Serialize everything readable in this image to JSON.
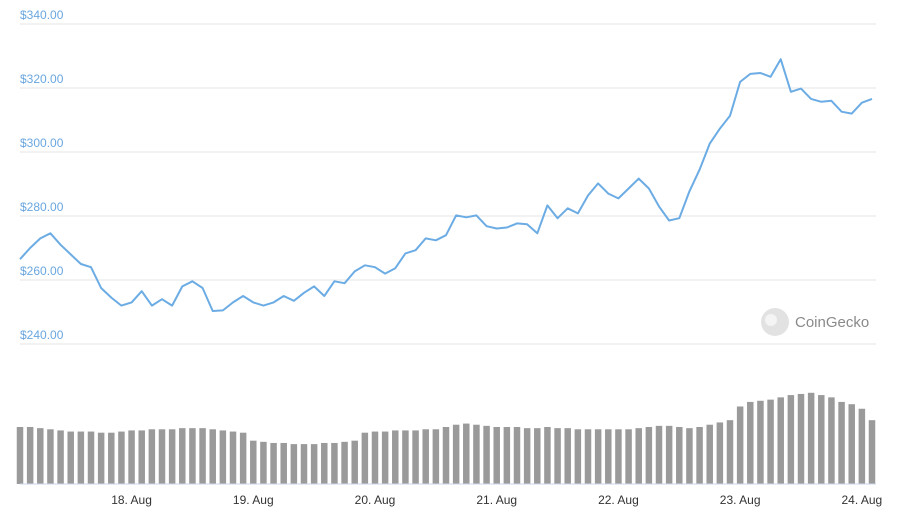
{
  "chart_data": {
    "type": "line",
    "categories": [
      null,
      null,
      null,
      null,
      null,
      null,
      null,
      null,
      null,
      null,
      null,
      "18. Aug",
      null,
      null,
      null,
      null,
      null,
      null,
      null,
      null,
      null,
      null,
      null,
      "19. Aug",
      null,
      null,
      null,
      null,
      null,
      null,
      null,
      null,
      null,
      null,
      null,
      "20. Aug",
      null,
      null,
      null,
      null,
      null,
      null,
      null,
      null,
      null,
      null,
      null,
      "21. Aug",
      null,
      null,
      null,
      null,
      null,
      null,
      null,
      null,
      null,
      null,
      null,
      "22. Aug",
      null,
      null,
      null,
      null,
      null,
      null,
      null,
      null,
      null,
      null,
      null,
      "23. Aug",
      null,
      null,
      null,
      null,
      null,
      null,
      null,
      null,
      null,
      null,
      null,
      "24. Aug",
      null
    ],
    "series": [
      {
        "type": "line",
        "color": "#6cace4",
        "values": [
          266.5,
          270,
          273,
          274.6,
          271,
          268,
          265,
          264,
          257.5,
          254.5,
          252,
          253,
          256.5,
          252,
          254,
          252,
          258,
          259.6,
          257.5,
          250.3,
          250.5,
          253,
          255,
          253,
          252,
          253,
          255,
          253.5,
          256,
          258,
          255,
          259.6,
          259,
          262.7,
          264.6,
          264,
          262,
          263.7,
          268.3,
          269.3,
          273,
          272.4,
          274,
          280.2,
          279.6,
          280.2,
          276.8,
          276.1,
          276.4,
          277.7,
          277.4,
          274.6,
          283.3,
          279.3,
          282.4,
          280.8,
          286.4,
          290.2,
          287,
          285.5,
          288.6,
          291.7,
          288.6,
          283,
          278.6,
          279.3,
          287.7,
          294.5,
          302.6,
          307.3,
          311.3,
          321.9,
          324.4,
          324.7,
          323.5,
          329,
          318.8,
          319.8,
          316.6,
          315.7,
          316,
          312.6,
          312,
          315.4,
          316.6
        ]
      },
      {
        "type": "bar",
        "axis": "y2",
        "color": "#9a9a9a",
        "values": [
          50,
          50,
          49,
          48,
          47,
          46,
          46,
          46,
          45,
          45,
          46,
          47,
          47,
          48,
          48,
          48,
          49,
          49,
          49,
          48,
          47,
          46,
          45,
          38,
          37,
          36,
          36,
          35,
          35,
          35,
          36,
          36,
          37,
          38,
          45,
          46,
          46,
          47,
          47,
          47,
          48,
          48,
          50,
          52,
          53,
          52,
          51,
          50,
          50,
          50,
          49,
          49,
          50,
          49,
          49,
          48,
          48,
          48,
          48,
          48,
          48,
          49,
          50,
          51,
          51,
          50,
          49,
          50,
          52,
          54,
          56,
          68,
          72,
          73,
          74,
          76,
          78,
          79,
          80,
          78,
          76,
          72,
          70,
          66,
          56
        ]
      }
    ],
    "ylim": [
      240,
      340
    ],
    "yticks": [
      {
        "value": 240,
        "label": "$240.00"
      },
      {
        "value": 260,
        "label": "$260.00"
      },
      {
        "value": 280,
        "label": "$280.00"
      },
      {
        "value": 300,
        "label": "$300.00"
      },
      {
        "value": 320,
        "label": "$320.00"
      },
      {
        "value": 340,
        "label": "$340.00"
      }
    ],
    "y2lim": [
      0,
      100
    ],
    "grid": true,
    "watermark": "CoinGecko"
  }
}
^^^^^^^^
**What you should do:** Return each line in the records that holds the string "label".

**Worked answer:**
        "label": "$240.00"
        "label": "$260.00"
        "label": "$280.00"
        "label": "$300.00"
        "label": "$320.00"
        "label": "$340.00"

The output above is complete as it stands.